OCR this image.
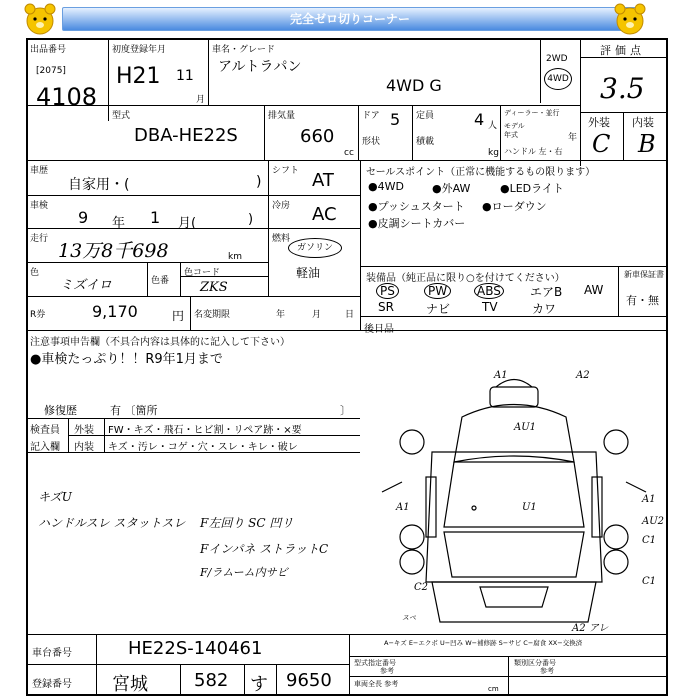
完全ゼロ切りコーナー
出品番号
[2075]
4108
初度登録年月
H21 11
月
車名・グレード
アルトラパン
4WD G
2WD
4WD
評価点
3.5
型式
DBA-HE22S
排気量
660
cc
ドア 5
形状
定員 4 人
積載
kg
ディーラー・並行
モデル
年式	年
ハンドル 左・右
外装 内装
C B
車歴
自家用・(	)
シフト AT
車検
9 年 1 月(	)
冷房 AC
走行
13万8千698	km
燃料
ガソリン
軽油
色
ミズイロ	色番
色コード
ZKS
R券	9,170	円 名変期限	年	月	日
セールスポイント（正常に機能するもの限ります）
●4WD	●外AW	●LEDライト
●プッシュスタート ●ローダウン
●皮調シートカバー
装備品（純正品に限り○を付けてください）	新車保証書
有・無
PS	PW	ABS エアB AW
SR	ナビ	TV	カワ
後日品
注意事項申告欄（不具合内容は具体的に記入して下さい）
●車検たっぷり！！R9年1月まで
修復歴	有 〔箇所	〕
検査員
記入欄
外装
内装
FW・キズ・飛石・ヒビ割・リペア跡・×要
キズ・汚レ・コゲ・穴・スレ・キレ・破レ
キズU
ハンドルスレ スタットスレ F左回り SC 凹リ
Fインパネ ストラットC
F/ラムーム内サビ
A1	A2
AU1
U1
A1
A1
AU2
C1
C2
C1
A2 アレ
スペ
車台番号	HE22S-140461
登録番号 宮城	582 す 9650
A−キズ E−エクボ U−凹み W−補修跡 S−サビ C−腐食 XX−交換済
型式指定番号	類別区分番号
参考	参考
車両全長 参考
cm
------------------------------------
Skip every picture and transcribe the data above exactly.

OCR this image.
完全ゼロ切りコーナー
出品番号
[2075]
4108
初度登録年月
H21 11
月
車名・グレード
アルトラパン
4WD G
2WD
4WD
評価点
3.5
型式
DBA-HE22S
排気量
660
cc
ドア 5
形状
定員 4 人
積載
kg
ディーラー・並行
モデル
年式	年
ハンドル 左・右
外装 内装
C B
車歴
自家用・(	)
シフト AT
車検
9 年 1 月(	)
冷房 AC
走行
13万8千698	km
燃料
ガソリン
軽油
色
ミズイロ	色番
色コード
ZKS
R券	9,170	円 名変期限	年	月	日
セールスポイント（正常に機能するもの限ります）
●4WD	●外AW	●LEDライト
●プッシュスタート ●ローダウン
●皮調シートカバー
装備品（純正品に限り○を付けてください）	新車保証書
有・無
PS	PW	ABS エアB AW
SR	ナビ	TV	カワ
後日品
注意事項申告欄（不具合内容は具体的に記入して下さい）
●車検たっぷり！！R9年1月まで
修復歴	有 〔箇所	〕
検査員
記入欄
外装
内装
FW・キズ・飛石・ヒビ割・リペア跡・×要
キズ・汚レ・コゲ・穴・スレ・キレ・破レ
キズU
ハンドルスレ スタットスレ F左回り SC 凹リ
Fインパネ ストラットC
F/ラムーム内サビ
A1	A2
AU1
U1
A1
A1
AU2
C1
C2
C1
A2 アレ
スペ
車台番号	HE22S-140461
登録番号 宮城	582 す 9650
A−キズ E−エクボ U−凹み W−補修跡 S−サビ C−腐食 XX−交換済
型式指定番号	類別区分番号
参考	参考
車両全長 参考
cm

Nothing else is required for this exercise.